** start of RAW DATA **
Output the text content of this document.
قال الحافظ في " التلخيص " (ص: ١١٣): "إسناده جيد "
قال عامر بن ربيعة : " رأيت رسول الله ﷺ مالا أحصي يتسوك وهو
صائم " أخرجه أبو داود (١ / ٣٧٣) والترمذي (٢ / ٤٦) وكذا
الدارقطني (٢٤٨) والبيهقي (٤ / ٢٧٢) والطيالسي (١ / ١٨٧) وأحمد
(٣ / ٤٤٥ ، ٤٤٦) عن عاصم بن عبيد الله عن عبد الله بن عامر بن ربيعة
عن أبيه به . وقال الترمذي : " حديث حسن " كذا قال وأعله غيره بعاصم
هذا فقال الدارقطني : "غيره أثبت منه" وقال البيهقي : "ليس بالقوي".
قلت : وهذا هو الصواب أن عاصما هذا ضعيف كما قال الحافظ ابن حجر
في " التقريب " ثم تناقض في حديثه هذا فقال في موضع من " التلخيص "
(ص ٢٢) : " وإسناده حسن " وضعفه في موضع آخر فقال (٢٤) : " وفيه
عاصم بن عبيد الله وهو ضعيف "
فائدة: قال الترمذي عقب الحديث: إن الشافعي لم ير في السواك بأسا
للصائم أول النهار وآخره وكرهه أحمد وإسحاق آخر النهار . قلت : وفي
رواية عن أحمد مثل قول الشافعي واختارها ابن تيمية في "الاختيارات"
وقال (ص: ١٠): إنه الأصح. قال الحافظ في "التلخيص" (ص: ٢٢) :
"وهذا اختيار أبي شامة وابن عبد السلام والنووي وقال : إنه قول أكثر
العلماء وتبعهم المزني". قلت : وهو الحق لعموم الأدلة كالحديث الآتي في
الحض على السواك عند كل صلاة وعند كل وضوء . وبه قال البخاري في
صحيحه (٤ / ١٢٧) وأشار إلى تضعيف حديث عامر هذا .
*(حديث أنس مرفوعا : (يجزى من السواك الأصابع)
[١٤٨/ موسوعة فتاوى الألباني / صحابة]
** end of RAW DATA **
DIRECTIVE:
Write out the entries in full, exactly as given.

OUTPUT FOR THIS EXERCISE:
Output the text content of this document.
قال الحافظ في " التلخيص " (ص: ١١٣): "إسناده جيد "
قال عامر بن ربيعة : " رأيت رسول الله ﷺ مالا أحصي يتسوك وهو
صائم " أخرجه أبو داود (١ / ٣٧٣) والترمذي (٢ / ٤٦) وكذا
الدارقطني (٢٤٨) والبيهقي (٤ / ٢٧٢) والطيالسي (١ / ١٨٧) وأحمد
(٣ / ٤٤٥ ، ٤٤٦) عن عاصم بن عبيد الله عن عبد الله بن عامر بن ربيعة
عن أبيه به . وقال الترمذي : " حديث حسن " كذا قال وأعله غيره بعاصم
هذا فقال الدارقطني : "غيره أثبت منه" وقال البيهقي : "ليس بالقوي".
قلت : وهذا هو الصواب أن عاصما هذا ضعيف كما قال الحافظ ابن حجر
في " التقريب " ثم تناقض في حديثه هذا فقال في موضع من " التلخيص "
(ص ٢٢) : " وإسناده حسن " وضعفه في موضع آخر فقال (٢٤) : " وفيه
عاصم بن عبيد الله وهو ضعيف "
فائدة: قال الترمذي عقب الحديث: إن الشافعي لم ير في السواك بأسا
للصائم أول النهار وآخره وكرهه أحمد وإسحاق آخر النهار . قلت : وفي
رواية عن أحمد مثل قول الشافعي واختارها ابن تيمية في "الاختيارات"
وقال (ص: ١٠): إنه الأصح. قال الحافظ في "التلخيص" (ص: ٢٢) :
"وهذا اختيار أبي شامة وابن عبد السلام والنووي وقال : إنه قول أكثر
العلماء وتبعهم المزني". قلت : وهو الحق لعموم الأدلة كالحديث الآتي في
الحض على السواك عند كل صلاة وعند كل وضوء . وبه قال البخاري في
صحيحه (٤ / ١٢٧) وأشار إلى تضعيف حديث عامر هذا .
*(حديث أنس مرفوعا : (يجزى من السواك الأصابع)
[١٤٨/ موسوعة فتاوى الألباني / صحابة]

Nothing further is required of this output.